» Entries supplied:
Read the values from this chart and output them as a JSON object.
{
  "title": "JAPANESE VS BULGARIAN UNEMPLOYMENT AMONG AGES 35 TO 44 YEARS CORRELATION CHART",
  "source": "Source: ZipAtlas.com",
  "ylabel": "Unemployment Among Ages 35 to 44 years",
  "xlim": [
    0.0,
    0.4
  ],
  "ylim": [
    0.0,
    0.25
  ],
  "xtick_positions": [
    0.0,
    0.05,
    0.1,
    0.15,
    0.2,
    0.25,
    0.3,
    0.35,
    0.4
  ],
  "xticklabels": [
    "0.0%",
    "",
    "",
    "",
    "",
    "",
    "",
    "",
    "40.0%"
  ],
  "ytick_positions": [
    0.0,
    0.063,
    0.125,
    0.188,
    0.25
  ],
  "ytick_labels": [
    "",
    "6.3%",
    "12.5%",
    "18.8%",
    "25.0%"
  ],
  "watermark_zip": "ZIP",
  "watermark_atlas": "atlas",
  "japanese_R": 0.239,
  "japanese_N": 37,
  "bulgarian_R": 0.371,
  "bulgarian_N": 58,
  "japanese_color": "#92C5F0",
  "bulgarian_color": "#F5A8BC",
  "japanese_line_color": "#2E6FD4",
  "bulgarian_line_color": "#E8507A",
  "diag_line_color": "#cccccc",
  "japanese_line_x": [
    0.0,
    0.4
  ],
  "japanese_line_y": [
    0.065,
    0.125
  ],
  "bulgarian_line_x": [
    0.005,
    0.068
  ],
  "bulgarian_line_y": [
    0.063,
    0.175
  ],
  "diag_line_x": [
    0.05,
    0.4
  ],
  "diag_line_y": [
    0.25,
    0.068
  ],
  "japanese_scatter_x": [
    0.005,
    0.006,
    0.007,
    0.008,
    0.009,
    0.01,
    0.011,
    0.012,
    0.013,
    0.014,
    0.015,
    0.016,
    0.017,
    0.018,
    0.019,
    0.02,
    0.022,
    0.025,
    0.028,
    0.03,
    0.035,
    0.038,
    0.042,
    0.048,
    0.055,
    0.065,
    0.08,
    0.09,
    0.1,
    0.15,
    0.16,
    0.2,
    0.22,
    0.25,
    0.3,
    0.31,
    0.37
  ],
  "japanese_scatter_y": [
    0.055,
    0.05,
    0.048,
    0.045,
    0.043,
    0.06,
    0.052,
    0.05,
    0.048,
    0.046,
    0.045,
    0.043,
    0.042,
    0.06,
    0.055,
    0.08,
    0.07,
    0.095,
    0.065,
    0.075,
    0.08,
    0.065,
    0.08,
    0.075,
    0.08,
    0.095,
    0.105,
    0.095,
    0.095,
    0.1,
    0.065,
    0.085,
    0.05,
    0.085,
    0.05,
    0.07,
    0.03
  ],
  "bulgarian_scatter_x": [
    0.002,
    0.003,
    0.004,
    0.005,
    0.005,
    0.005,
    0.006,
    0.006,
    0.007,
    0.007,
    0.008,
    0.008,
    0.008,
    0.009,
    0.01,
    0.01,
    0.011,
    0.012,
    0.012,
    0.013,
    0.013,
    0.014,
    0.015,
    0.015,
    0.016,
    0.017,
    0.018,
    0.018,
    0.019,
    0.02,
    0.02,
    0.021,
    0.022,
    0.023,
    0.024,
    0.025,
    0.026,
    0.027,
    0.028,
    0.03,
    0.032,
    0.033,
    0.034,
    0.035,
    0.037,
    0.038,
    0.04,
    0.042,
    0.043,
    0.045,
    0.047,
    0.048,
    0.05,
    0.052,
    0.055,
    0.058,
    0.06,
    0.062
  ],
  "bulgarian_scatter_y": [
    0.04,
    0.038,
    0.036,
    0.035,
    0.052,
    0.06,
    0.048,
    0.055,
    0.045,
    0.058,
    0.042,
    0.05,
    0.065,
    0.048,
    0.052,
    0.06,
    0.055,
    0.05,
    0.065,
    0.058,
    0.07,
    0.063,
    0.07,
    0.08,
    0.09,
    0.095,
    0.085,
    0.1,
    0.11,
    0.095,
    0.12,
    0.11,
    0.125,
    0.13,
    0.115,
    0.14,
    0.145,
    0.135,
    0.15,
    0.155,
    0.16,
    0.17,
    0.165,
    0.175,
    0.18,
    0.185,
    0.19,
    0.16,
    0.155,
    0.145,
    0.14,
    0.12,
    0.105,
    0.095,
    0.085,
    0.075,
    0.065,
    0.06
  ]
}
...
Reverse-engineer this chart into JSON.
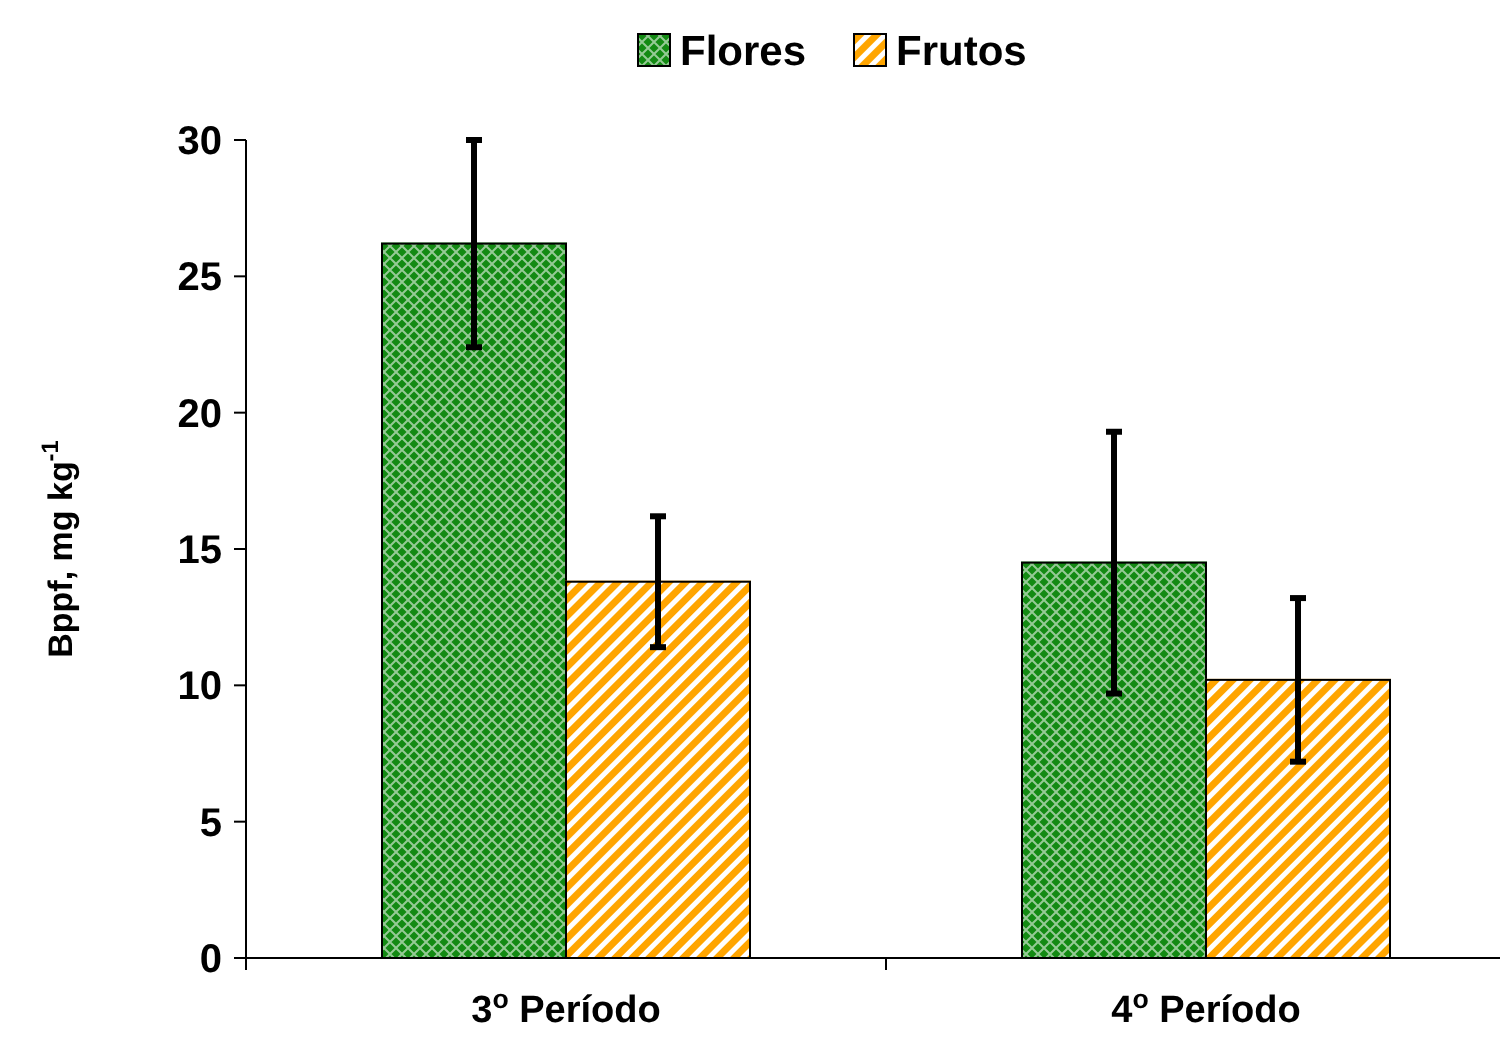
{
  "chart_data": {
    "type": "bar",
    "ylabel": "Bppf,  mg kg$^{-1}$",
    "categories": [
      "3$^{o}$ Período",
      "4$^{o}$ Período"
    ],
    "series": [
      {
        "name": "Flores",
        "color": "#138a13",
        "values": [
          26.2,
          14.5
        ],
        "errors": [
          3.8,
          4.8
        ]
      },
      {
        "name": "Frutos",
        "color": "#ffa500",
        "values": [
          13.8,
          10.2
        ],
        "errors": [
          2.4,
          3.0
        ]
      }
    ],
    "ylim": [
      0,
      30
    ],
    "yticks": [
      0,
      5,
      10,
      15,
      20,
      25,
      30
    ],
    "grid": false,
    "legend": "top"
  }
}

» What you will do: Report only a number: how many lines in the material above contain the string "this".

» Written answer: 2